* DESCRIPTION OF THE TASK *
Would you retype all of these records exactly?
-- start SUPPLIED MATERIAL --
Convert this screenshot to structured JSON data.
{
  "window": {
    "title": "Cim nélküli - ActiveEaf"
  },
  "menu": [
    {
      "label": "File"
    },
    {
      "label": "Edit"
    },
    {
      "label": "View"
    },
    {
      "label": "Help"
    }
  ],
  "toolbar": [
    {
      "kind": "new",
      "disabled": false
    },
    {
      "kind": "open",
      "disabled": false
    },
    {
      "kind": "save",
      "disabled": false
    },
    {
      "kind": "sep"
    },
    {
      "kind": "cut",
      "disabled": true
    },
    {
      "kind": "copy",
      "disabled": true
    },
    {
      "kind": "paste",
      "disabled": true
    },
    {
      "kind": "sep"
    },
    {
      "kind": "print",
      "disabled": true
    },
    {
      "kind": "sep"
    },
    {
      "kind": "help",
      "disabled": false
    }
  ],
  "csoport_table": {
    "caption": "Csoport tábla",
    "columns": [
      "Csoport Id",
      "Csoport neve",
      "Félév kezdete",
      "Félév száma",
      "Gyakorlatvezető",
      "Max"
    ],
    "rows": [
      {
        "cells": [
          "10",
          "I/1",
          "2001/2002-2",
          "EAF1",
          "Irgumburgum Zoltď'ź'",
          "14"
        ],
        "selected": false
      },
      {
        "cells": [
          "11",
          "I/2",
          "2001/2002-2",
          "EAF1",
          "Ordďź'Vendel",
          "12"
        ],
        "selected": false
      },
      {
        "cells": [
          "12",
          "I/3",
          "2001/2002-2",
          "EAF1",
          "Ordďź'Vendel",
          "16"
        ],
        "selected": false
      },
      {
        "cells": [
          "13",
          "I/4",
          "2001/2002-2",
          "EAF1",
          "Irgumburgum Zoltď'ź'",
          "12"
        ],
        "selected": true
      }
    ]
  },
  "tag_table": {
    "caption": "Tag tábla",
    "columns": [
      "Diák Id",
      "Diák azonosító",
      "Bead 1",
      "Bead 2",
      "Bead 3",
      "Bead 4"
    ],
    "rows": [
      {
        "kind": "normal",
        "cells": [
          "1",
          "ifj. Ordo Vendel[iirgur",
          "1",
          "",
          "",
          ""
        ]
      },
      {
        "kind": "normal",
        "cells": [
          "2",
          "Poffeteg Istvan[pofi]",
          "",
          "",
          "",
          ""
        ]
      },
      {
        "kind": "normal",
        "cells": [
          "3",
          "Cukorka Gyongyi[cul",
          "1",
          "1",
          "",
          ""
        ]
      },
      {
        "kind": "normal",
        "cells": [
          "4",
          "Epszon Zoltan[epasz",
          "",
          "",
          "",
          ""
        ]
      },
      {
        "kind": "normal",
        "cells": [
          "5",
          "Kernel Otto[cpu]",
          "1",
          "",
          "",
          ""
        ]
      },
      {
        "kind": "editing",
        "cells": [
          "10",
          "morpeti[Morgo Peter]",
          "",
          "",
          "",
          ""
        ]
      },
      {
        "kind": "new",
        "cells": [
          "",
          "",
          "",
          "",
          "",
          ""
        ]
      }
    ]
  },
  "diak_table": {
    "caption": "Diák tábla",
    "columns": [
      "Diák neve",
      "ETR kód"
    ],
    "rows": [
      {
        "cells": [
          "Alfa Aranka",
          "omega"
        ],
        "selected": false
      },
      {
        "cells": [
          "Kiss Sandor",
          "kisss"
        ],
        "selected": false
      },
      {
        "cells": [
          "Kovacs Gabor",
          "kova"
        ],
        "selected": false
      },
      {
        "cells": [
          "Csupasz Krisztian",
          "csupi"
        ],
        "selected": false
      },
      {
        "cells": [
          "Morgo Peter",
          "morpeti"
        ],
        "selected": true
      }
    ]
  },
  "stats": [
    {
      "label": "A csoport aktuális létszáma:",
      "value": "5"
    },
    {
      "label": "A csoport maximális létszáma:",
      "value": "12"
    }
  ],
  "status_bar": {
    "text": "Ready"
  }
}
-- end SUPPLIED MATERIAL --
* FINISHED TASK *
Convert this screenshot to structured JSON data.
{
  "window": {
    "title": "Cim nélküli - ActiveEaf"
  },
  "menu": [
    {
      "label": "File"
    },
    {
      "label": "Edit"
    },
    {
      "label": "View"
    },
    {
      "label": "Help"
    }
  ],
  "toolbar": [
    {
      "kind": "new",
      "disabled": false
    },
    {
      "kind": "open",
      "disabled": false
    },
    {
      "kind": "save",
      "disabled": false
    },
    {
      "kind": "sep"
    },
    {
      "kind": "cut",
      "disabled": true
    },
    {
      "kind": "copy",
      "disabled": true
    },
    {
      "kind": "paste",
      "disabled": true
    },
    {
      "kind": "sep"
    },
    {
      "kind": "print",
      "disabled": true
    },
    {
      "kind": "sep"
    },
    {
      "kind": "help",
      "disabled": false
    }
  ],
  "csoport_table": {
    "caption": "Csoport tábla",
    "columns": [
      "Csoport Id",
      "Csoport neve",
      "Félév kezdete",
      "Félév száma",
      "Gyakorlatvezető",
      "Max"
    ],
    "rows": [
      {
        "cells": [
          "10",
          "I/1",
          "2001/2002-2",
          "EAF1",
          "Irgumburgum Zoltď'ź'",
          "14"
        ],
        "selected": false
      },
      {
        "cells": [
          "11",
          "I/2",
          "2001/2002-2",
          "EAF1",
          "Ordďź'Vendel",
          "12"
        ],
        "selected": false
      },
      {
        "cells": [
          "12",
          "I/3",
          "2001/2002-2",
          "EAF1",
          "Ordďź'Vendel",
          "16"
        ],
        "selected": false
      },
      {
        "cells": [
          "13",
          "I/4",
          "2001/2002-2",
          "EAF1",
          "Irgumburgum Zoltď'ź'",
          "12"
        ],
        "selected": true
      }
    ]
  },
  "tag_table": {
    "caption": "Tag tábla",
    "columns": [
      "Diák Id",
      "Diák azonosító",
      "Bead 1",
      "Bead 2",
      "Bead 3",
      "Bead 4"
    ],
    "rows": [
      {
        "kind": "normal",
        "cells": [
          "1",
          "ifj. Ordo Vendel[iirgur",
          "1",
          "",
          "",
          ""
        ]
      },
      {
        "kind": "normal",
        "cells": [
          "2",
          "Poffeteg Istvan[pofi]",
          "",
          "",
          "",
          ""
        ]
      },
      {
        "kind": "normal",
        "cells": [
          "3",
          "Cukorka Gyongyi[cul",
          "1",
          "1",
          "",
          ""
        ]
      },
      {
        "kind": "normal",
        "cells": [
          "4",
          "Epszon Zoltan[epasz",
          "",
          "",
          "",
          ""
        ]
      },
      {
        "kind": "normal",
        "cells": [
          "5",
          "Kernel Otto[cpu]",
          "1",
          "",
          "",
          ""
        ]
      },
      {
        "kind": "editing",
        "cells": [
          "10",
          "morpeti[Morgo Peter]",
          "",
          "",
          "",
          ""
        ]
      },
      {
        "kind": "new",
        "cells": [
          "",
          "",
          "",
          "",
          "",
          ""
        ]
      }
    ]
  },
  "diak_table": {
    "caption": "Diák tábla",
    "columns": [
      "Diák neve",
      "ETR kód"
    ],
    "rows": [
      {
        "cells": [
          "Alfa Aranka",
          "omega"
        ],
        "selected": false
      },
      {
        "cells": [
          "Kiss Sandor",
          "kisss"
        ],
        "selected": false
      },
      {
        "cells": [
          "Kovacs Gabor",
          "kova"
        ],
        "selected": false
      },
      {
        "cells": [
          "Csupasz Krisztian",
          "csupi"
        ],
        "selected": false
      },
      {
        "cells": [
          "Morgo Peter",
          "morpeti"
        ],
        "selected": true
      }
    ]
  },
  "stats": [
    {
      "label": "A csoport aktuális létszáma:",
      "value": "5"
    },
    {
      "label": "A csoport maximális létszáma:",
      "value": "12"
    }
  ],
  "status_bar": {
    "text": "Ready"
  }
}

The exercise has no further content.